● Task
Reproduce the rows from the first one through the row containing "text-line: a evolução", including both ends and keeping every character unchanged.

— START Provided data —

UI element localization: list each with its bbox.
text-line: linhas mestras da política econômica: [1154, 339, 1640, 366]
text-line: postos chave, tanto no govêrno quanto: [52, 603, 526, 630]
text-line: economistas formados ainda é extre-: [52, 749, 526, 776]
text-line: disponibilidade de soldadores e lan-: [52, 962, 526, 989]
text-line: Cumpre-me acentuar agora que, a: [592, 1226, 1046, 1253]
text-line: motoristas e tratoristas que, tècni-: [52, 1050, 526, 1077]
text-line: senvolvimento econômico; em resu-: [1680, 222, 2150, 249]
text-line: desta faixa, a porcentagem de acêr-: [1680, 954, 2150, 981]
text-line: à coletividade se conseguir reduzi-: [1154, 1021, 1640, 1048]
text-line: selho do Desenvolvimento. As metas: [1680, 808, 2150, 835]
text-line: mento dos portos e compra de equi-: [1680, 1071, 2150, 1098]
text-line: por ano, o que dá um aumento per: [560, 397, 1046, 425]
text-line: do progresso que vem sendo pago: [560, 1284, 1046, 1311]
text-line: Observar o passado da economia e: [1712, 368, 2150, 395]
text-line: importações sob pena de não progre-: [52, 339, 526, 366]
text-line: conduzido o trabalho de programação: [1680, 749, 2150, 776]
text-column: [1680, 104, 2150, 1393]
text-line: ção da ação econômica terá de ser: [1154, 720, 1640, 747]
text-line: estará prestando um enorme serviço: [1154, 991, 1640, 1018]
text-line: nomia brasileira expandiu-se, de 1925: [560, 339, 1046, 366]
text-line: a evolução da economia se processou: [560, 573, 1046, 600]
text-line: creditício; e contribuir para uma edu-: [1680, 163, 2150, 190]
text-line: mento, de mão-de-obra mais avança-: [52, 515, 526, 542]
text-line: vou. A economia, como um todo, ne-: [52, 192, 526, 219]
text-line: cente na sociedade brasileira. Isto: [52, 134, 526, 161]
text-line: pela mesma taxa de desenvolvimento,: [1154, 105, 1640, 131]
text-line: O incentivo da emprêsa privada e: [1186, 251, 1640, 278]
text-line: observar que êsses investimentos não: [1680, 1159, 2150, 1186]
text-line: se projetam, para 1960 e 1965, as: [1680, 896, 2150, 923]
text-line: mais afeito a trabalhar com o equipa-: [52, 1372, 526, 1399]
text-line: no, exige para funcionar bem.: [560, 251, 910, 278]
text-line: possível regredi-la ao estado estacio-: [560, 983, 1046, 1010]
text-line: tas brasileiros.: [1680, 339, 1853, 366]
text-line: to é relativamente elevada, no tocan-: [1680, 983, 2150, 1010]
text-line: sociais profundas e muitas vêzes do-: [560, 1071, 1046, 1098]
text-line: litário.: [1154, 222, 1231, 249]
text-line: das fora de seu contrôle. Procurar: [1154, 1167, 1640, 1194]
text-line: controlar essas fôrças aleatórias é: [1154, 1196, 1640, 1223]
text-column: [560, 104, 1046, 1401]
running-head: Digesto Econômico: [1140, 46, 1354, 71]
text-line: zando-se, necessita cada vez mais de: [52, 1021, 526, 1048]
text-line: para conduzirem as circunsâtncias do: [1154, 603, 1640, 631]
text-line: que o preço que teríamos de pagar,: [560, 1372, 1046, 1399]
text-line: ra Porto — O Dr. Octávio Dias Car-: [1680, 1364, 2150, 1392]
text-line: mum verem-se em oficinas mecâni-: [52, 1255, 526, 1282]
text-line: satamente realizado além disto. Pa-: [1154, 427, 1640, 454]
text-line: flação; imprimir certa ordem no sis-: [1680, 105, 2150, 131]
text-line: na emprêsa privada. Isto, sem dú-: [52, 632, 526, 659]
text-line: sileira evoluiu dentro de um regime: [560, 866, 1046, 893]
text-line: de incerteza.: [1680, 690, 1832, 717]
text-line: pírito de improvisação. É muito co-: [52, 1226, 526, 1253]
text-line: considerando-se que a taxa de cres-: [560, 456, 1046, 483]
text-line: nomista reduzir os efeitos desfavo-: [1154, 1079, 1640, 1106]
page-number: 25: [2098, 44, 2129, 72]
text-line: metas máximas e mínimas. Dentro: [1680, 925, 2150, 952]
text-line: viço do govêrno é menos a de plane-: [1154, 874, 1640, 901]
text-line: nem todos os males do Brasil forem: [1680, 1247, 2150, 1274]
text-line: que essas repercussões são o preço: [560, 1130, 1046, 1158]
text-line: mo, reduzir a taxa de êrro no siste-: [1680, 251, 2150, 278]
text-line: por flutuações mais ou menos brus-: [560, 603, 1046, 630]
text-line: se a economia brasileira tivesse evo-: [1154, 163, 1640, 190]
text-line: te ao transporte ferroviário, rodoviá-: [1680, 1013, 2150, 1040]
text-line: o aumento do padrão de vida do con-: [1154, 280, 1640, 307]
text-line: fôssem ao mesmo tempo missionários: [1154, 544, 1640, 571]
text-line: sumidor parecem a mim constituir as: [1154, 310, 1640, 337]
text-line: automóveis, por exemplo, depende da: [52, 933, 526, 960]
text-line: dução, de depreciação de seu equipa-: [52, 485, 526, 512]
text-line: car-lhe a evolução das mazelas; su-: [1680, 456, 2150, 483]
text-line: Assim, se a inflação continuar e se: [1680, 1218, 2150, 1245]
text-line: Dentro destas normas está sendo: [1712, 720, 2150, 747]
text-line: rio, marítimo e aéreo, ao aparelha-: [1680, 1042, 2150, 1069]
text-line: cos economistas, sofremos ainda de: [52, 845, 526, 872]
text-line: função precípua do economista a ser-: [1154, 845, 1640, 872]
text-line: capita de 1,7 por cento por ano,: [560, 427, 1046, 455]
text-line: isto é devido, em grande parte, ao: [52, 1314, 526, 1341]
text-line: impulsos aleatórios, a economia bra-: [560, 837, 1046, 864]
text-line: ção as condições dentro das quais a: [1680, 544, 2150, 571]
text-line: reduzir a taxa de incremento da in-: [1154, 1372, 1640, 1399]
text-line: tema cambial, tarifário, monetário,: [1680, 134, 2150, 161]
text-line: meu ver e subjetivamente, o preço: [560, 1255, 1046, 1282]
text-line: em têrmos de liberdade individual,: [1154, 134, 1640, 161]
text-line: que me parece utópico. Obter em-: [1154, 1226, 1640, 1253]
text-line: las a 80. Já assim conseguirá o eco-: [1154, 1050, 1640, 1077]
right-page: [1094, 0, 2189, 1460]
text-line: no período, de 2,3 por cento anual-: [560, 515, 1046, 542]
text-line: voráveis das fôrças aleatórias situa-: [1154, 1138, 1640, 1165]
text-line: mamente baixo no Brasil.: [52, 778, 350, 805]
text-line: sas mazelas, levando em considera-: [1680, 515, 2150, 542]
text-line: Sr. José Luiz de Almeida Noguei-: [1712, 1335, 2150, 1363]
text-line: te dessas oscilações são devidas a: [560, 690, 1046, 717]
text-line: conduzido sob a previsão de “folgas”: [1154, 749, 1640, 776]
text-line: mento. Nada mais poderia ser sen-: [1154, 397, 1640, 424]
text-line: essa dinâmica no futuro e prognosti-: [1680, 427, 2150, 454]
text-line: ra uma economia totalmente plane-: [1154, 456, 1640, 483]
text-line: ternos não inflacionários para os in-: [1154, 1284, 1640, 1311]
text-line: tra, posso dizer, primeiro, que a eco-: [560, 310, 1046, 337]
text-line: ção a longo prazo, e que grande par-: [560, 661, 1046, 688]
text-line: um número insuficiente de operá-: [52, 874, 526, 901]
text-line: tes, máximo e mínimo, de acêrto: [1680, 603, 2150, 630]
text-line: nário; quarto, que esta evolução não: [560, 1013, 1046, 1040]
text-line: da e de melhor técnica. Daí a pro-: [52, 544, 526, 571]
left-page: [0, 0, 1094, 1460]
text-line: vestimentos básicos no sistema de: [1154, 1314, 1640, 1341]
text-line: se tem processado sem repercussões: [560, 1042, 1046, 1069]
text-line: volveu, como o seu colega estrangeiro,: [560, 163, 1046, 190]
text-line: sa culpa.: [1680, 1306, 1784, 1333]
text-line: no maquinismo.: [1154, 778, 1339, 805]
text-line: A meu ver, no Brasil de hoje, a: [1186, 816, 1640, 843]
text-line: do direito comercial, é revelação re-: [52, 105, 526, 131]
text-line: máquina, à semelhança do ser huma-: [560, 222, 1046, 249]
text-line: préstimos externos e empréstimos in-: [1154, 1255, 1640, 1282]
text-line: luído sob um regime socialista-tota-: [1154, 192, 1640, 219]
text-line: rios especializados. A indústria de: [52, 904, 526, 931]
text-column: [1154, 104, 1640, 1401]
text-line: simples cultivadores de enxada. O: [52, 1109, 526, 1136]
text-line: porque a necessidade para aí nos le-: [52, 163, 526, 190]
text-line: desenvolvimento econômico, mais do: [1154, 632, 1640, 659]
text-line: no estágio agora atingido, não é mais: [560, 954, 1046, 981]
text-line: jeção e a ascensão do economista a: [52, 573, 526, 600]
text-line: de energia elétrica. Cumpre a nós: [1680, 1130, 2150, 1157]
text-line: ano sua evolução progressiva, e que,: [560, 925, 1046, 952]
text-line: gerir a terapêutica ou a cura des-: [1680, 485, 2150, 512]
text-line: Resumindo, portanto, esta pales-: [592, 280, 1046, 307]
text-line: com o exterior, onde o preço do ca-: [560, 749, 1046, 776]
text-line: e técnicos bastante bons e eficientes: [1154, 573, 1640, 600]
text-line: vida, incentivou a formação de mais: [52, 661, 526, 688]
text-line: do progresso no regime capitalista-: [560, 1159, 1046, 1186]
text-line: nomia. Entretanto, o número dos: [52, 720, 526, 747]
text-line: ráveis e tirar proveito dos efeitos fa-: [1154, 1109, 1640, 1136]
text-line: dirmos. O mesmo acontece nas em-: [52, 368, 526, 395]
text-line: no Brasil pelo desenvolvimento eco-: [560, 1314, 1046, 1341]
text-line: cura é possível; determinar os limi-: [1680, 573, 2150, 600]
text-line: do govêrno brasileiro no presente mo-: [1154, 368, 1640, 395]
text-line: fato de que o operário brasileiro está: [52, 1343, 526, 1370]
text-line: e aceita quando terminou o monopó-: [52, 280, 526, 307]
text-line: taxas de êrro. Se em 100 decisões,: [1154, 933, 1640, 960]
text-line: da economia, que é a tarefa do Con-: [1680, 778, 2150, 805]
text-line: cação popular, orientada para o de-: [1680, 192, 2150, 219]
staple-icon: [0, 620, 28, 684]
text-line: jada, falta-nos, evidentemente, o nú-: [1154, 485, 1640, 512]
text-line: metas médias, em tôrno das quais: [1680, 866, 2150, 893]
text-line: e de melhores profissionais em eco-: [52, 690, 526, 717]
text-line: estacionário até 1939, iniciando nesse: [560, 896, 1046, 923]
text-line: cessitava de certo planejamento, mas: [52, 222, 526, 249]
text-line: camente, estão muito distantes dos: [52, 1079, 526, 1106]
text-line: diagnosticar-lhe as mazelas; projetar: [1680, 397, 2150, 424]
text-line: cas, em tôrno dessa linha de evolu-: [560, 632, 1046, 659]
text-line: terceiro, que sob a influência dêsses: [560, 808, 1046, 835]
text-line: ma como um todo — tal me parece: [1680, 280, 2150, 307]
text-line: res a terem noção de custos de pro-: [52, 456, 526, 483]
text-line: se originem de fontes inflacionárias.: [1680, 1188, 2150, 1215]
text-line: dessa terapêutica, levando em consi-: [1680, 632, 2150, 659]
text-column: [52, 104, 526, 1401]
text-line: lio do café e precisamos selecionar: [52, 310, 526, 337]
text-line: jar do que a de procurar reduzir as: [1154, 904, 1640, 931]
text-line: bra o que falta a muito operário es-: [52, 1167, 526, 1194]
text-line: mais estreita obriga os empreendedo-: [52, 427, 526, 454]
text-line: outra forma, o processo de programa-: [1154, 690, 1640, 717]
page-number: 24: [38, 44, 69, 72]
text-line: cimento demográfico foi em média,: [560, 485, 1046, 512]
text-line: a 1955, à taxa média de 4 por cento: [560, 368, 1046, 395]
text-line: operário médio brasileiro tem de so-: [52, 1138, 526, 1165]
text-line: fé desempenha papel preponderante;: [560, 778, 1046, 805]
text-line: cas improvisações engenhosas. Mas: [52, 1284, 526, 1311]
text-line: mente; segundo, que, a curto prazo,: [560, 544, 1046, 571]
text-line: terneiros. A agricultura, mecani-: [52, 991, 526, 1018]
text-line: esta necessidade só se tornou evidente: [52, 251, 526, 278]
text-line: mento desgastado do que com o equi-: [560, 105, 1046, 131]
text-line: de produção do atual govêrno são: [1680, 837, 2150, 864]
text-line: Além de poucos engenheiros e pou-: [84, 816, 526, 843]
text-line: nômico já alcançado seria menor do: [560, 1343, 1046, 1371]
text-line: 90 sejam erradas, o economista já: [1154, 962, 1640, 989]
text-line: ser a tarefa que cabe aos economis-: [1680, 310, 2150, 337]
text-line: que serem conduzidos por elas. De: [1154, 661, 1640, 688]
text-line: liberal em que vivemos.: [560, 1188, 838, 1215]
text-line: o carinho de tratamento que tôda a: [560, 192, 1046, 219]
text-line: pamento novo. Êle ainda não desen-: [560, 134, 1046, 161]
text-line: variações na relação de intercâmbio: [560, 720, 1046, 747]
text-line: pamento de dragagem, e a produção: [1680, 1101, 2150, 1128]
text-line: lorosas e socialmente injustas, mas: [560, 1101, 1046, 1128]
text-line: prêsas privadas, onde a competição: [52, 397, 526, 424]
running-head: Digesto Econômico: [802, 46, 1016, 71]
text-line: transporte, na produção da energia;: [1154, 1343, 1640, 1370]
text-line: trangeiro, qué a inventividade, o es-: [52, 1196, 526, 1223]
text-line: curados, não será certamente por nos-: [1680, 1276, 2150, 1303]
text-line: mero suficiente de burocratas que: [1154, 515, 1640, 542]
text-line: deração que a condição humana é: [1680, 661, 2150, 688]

— END Provided data —

● The reply
UI element localization: list each with its bbox.
text-line: linhas mestras da política econômica: [1154, 339, 1640, 366]
text-line: postos chave, tanto no govêrno quanto: [52, 603, 526, 630]
text-line: economistas formados ainda é extre-: [52, 749, 526, 776]
text-line: disponibilidade de soldadores e lan-: [52, 962, 526, 989]
text-line: Cumpre-me acentuar agora que, a: [592, 1226, 1046, 1253]
text-line: motoristas e tratoristas que, tècni-: [52, 1050, 526, 1077]
text-line: senvolvimento econômico; em resu-: [1680, 222, 2150, 249]
text-line: desta faixa, a porcentagem de acêr-: [1680, 954, 2150, 981]
text-line: à coletividade se conseguir reduzi-: [1154, 1021, 1640, 1048]
text-line: selho do Desenvolvimento. As metas: [1680, 808, 2150, 835]
text-line: mento dos portos e compra de equi-: [1680, 1071, 2150, 1098]
text-line: por ano, o que dá um aumento per: [560, 397, 1046, 425]
text-line: do progresso que vem sendo pago: [560, 1284, 1046, 1311]
text-line: Observar o passado da economia e: [1712, 368, 2150, 395]
text-line: importações sob pena de não progre-: [52, 339, 526, 366]
text-line: conduzido o trabalho de programação: [1680, 749, 2150, 776]
text-column: [1680, 104, 2150, 1393]
text-line: ção da ação econômica terá de ser: [1154, 720, 1640, 747]
text-line: estará prestando um enorme serviço: [1154, 991, 1640, 1018]
text-line: nomia brasileira expandiu-se, de 1925: [560, 339, 1046, 366]
text-line: a evolução da economia se processou: [560, 573, 1046, 600]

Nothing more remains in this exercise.